**WHAT TO DO:** Copy the data from the line with "reason-field[interactable]: Yhdistyy nurkastaan" up to and including the line with "dialog-title: Perustelu vaaditaan", substituting "line-text" for every "row-text" and leaving everything else as it is.

◆ ◆ ◆

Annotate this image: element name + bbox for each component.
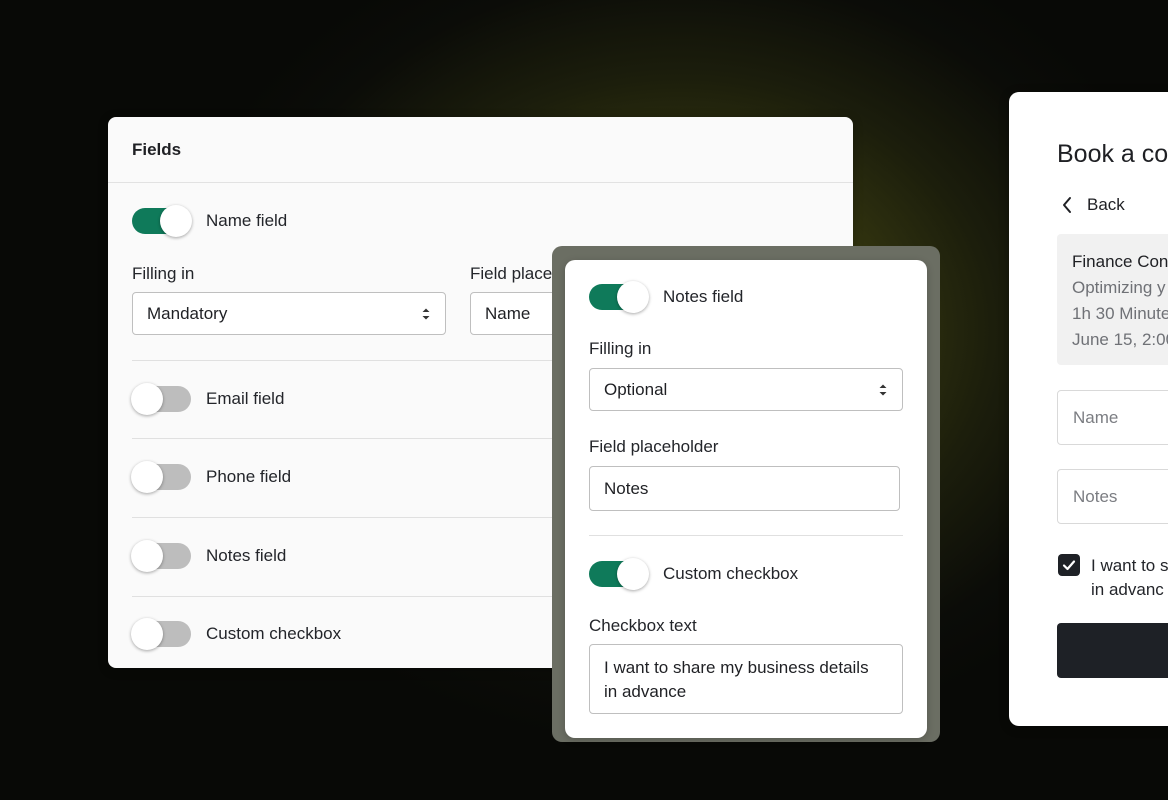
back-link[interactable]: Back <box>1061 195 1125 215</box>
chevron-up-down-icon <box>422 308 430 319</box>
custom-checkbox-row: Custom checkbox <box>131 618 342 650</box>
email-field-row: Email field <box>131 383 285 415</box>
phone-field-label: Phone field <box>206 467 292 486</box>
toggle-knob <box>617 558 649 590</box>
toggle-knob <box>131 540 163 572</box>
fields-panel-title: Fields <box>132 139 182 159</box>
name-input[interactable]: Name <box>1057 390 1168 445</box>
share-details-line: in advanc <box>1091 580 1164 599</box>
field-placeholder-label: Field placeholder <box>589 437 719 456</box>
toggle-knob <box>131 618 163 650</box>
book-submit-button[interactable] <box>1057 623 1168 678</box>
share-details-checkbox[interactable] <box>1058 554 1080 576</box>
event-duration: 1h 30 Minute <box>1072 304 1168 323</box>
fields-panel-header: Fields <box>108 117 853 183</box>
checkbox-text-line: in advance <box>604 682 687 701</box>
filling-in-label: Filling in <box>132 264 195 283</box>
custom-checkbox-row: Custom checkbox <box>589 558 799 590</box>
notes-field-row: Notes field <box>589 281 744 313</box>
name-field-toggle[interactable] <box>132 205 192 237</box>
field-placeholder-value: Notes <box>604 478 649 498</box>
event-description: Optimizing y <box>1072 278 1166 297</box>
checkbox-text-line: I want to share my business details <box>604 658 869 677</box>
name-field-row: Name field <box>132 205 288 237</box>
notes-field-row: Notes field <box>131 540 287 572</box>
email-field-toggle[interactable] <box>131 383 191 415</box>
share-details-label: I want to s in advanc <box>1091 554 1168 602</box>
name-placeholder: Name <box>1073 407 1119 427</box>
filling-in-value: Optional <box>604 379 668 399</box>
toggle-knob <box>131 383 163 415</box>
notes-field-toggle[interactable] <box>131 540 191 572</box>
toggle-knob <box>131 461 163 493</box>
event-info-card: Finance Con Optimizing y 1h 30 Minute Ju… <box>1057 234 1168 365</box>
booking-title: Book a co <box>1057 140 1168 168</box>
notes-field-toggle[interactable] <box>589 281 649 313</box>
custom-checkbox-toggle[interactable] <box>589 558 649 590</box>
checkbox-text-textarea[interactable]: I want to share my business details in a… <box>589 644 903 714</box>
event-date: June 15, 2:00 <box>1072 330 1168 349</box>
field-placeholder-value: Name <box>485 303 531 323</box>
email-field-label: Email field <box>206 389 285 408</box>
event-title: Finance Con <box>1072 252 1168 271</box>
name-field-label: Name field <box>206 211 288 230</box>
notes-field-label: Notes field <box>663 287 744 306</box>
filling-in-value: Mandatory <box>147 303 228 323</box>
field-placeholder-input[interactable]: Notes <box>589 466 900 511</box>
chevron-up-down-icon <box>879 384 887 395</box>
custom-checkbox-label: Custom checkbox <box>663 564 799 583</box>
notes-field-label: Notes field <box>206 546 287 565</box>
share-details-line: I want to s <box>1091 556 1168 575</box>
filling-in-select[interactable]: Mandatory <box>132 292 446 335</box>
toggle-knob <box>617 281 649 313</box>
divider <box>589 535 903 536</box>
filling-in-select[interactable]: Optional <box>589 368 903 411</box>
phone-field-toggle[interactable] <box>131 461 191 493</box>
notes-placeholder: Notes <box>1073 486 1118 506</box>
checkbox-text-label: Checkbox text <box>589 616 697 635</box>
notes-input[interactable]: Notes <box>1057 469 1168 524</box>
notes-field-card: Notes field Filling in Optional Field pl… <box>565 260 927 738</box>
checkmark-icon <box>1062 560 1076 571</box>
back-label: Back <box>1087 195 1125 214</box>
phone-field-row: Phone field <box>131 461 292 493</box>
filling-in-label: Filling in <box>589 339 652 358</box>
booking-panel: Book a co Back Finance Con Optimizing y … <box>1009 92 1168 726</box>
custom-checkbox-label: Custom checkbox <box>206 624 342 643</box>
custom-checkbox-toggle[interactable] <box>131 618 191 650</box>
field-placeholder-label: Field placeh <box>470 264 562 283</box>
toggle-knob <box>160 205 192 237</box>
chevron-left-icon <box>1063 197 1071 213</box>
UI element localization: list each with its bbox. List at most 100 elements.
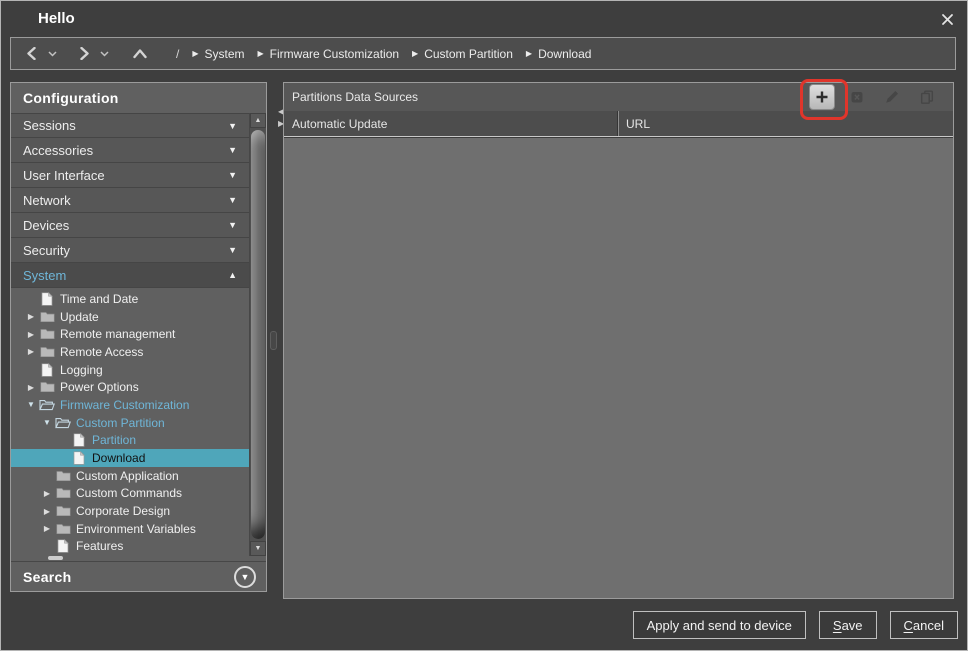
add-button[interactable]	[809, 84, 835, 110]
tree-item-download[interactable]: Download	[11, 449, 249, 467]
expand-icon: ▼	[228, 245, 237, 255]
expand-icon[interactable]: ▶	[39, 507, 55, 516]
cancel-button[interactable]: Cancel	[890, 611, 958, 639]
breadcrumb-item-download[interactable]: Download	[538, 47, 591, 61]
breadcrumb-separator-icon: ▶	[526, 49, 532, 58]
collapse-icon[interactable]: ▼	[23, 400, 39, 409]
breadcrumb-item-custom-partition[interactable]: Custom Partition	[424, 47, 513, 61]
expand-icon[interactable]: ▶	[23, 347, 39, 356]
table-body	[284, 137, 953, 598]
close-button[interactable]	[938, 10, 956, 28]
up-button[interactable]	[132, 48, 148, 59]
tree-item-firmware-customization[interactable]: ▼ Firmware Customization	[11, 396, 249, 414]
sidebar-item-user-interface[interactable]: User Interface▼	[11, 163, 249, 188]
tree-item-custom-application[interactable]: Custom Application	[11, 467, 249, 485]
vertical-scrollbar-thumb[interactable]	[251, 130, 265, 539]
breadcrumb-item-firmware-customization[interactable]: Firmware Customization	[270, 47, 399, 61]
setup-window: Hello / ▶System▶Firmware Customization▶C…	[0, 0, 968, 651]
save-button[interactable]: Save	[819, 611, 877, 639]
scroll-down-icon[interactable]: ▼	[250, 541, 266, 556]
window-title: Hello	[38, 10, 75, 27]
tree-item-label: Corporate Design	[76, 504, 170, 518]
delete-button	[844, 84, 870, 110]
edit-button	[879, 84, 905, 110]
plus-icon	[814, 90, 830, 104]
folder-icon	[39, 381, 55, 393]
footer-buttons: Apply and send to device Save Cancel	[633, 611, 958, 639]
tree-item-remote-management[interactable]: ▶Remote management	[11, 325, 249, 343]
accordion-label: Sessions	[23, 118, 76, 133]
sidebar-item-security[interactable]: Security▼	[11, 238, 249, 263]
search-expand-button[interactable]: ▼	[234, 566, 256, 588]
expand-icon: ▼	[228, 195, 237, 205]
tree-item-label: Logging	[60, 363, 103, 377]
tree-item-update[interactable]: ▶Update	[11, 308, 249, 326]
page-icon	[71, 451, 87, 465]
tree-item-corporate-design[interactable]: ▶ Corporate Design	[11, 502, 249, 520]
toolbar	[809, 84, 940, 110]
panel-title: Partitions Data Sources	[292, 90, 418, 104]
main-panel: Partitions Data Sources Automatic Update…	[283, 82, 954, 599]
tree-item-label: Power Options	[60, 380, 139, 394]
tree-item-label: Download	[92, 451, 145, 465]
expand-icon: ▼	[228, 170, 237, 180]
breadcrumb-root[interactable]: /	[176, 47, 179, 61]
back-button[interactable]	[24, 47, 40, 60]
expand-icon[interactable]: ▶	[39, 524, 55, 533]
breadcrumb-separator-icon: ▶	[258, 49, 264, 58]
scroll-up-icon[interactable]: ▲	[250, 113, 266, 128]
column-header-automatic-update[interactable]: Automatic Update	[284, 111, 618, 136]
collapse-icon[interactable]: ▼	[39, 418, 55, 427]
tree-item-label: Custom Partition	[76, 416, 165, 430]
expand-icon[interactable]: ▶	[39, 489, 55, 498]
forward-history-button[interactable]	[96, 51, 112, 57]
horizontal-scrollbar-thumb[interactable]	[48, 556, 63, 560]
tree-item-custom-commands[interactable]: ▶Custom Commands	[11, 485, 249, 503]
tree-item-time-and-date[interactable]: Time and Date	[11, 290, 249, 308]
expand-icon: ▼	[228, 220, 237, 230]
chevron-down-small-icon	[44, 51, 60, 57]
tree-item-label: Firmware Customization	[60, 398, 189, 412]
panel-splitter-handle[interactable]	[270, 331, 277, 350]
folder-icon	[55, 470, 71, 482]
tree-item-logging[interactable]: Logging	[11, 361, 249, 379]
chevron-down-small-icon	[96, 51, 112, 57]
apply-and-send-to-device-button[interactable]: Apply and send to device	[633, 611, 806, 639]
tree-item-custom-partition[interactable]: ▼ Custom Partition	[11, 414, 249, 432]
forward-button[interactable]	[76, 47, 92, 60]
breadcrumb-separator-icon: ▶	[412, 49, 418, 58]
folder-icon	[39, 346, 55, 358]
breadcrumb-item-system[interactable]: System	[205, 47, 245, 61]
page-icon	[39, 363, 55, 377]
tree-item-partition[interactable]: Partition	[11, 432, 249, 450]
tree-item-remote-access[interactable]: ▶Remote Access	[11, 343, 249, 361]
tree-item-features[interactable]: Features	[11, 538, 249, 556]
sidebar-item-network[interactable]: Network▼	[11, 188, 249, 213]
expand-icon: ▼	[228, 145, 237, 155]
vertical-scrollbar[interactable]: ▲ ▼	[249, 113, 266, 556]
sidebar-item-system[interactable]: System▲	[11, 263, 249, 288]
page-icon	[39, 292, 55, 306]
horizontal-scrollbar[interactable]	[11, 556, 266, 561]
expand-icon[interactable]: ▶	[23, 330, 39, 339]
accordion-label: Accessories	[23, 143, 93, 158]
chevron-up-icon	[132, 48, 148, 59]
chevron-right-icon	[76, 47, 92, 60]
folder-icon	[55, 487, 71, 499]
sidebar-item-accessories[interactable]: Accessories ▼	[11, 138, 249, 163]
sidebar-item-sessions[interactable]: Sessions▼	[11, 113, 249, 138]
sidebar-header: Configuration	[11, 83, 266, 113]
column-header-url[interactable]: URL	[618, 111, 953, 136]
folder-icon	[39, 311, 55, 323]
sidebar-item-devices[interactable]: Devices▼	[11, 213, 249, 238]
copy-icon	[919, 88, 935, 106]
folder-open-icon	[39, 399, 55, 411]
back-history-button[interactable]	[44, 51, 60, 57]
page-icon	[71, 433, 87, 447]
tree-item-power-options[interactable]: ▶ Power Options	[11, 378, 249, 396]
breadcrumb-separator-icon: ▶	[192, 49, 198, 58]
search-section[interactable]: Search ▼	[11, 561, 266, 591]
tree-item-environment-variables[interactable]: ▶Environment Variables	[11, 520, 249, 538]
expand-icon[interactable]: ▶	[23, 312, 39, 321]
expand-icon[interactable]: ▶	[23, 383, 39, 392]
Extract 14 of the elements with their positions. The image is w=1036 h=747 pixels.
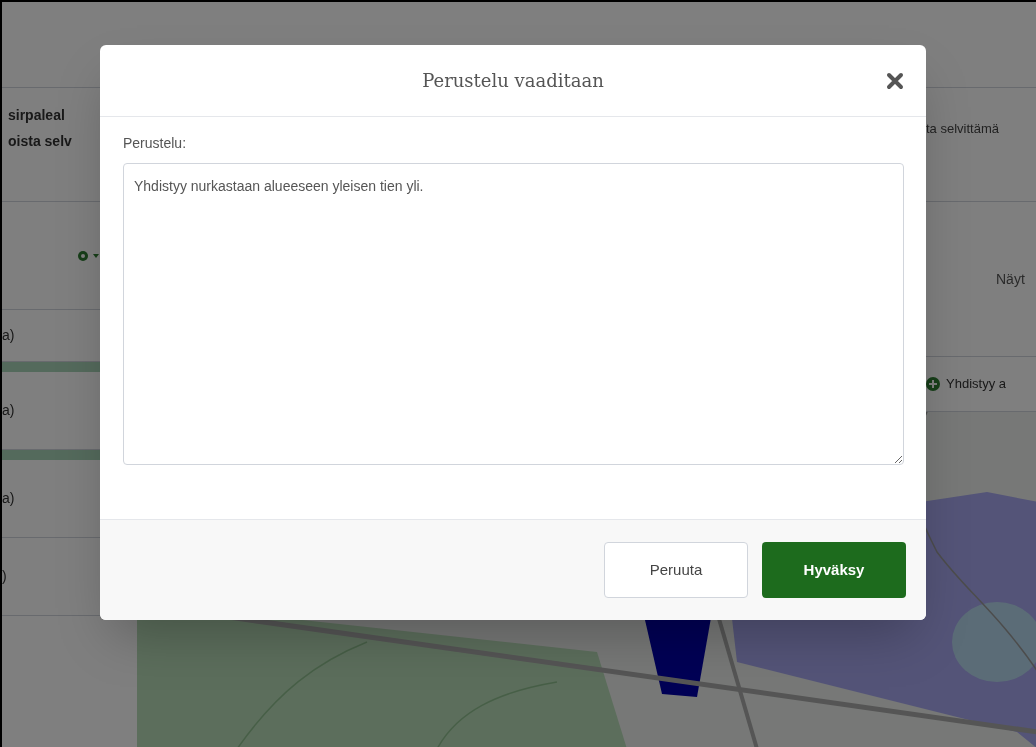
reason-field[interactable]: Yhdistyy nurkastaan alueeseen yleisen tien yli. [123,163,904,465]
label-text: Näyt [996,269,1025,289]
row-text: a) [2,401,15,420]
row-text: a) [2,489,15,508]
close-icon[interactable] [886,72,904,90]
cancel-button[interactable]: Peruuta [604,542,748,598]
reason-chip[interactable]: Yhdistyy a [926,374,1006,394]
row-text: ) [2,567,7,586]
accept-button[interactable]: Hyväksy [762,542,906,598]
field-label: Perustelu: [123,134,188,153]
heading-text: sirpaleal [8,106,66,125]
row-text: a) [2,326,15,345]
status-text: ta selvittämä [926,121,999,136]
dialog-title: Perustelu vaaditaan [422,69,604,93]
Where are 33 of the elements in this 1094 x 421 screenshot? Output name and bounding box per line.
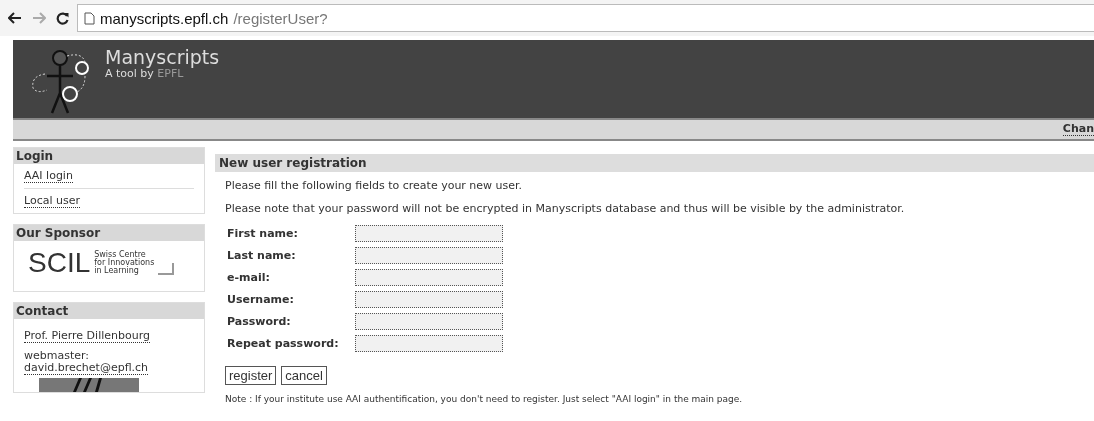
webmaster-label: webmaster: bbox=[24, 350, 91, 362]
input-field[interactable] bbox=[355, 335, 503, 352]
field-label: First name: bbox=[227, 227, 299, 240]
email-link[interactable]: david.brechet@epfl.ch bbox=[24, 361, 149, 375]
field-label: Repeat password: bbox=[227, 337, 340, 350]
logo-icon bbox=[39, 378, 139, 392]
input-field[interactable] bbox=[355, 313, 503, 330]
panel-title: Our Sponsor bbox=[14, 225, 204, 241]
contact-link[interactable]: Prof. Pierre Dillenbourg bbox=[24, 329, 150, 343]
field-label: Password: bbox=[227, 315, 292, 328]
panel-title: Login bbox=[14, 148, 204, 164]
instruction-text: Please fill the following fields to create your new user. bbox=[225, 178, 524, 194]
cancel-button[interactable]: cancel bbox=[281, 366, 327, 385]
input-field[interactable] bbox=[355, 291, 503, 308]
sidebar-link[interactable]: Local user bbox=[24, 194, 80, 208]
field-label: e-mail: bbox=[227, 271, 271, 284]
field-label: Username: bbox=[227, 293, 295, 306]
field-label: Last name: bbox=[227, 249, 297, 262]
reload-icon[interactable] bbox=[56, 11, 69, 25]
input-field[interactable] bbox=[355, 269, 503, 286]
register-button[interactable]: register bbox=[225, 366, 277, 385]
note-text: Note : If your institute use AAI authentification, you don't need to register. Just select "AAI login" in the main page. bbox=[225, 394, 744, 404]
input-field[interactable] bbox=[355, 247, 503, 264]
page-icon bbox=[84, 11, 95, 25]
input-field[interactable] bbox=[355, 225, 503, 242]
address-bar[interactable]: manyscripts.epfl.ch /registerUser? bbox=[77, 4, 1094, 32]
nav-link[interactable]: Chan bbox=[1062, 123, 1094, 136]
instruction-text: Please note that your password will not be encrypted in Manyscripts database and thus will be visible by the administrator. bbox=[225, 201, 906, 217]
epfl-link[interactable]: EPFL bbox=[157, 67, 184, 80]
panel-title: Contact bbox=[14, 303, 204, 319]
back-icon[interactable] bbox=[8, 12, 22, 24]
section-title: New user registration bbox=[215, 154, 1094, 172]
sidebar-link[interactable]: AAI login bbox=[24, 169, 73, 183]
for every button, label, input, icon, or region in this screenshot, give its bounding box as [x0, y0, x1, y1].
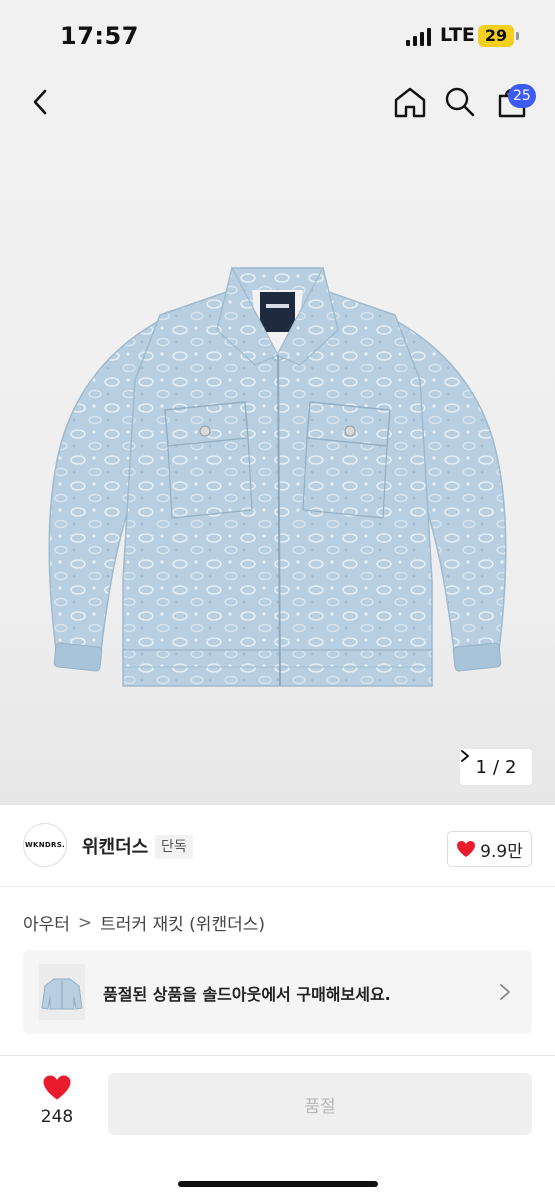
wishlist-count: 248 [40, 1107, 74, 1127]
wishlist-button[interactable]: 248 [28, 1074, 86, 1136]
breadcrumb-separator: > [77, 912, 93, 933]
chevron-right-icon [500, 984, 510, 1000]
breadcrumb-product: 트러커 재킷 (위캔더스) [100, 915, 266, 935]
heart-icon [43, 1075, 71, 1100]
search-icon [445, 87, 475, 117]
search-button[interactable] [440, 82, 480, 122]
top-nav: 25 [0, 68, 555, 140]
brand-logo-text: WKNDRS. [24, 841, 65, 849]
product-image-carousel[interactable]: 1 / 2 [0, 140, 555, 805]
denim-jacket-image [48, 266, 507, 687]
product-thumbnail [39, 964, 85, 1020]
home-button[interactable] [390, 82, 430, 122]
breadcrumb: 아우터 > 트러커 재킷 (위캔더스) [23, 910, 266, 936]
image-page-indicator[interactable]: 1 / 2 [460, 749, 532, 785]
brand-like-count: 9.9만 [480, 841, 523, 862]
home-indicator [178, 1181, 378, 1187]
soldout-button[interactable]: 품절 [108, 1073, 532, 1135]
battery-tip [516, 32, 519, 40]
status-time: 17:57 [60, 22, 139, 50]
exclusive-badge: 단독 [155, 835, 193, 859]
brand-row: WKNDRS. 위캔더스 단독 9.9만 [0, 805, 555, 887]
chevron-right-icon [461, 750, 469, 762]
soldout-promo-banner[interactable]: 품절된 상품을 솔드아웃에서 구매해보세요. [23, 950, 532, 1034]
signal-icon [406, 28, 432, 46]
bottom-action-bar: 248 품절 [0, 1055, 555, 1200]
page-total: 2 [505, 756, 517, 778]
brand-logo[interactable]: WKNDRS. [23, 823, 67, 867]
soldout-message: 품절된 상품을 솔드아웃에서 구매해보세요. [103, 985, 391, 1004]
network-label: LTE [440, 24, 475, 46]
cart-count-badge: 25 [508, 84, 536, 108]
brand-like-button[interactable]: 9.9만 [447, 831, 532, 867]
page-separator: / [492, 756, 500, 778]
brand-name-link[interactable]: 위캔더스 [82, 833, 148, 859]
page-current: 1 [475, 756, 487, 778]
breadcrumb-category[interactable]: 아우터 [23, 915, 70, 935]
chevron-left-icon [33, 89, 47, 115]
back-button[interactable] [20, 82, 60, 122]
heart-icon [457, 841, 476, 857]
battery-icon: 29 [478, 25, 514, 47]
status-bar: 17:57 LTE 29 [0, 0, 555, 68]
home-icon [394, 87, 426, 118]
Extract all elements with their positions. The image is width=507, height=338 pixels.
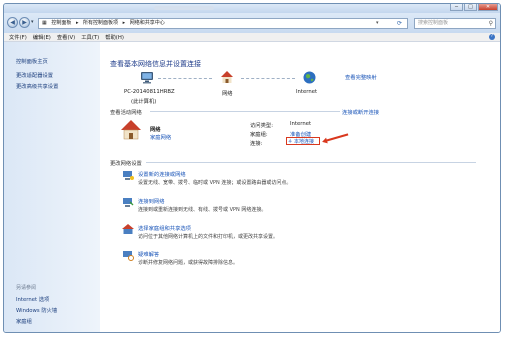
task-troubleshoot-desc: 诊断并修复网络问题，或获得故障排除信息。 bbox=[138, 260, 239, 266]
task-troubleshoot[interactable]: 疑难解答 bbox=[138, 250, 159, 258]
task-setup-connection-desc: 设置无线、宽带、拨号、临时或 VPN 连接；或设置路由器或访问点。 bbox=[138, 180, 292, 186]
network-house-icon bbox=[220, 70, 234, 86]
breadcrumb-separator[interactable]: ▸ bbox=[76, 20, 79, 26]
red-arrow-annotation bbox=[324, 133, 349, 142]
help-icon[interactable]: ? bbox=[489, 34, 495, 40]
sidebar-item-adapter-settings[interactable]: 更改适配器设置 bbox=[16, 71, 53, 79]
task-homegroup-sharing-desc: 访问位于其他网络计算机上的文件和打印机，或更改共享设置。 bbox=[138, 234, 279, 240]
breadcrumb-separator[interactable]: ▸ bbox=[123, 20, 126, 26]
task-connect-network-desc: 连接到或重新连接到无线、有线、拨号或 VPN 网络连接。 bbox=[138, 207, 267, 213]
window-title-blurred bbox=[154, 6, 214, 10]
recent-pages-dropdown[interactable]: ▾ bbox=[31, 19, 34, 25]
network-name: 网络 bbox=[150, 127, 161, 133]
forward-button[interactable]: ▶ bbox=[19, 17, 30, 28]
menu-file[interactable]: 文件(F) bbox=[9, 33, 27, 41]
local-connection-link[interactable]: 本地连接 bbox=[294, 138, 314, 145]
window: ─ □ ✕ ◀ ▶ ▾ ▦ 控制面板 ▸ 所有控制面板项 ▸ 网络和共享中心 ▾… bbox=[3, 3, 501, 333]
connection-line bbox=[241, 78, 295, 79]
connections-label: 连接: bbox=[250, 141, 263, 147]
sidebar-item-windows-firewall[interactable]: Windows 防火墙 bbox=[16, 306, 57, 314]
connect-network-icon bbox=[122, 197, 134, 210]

◆ ◆ ◆

**TASK SOLUTION:**
reason-field[interactable]: Yhdistyy nurkastaan alueeseen yleisen tien yli. [123,163,904,465]
label-text: Näyt [996,269,1025,289]
line-text: a) [2,401,15,420]
line-text: a) [2,489,15,508]
close-icon[interactable] [886,72,904,90]
cancel-button[interactable]: Peruuta [604,542,748,598]
reason-chip[interactable]: Yhdistyy a [926,374,1006,394]
line-text: ) [2,567,7,586]
accept-button[interactable]: Hyväksy [762,542,906,598]
field-label: Perustelu: [123,134,188,153]
heading-text: sirpaleal [8,106,66,125]
line-text: a) [2,326,15,345]
status-text: ta selvittämä [926,121,999,136]
dialog-title: Perustelu vaaditaan [422,69,604,93]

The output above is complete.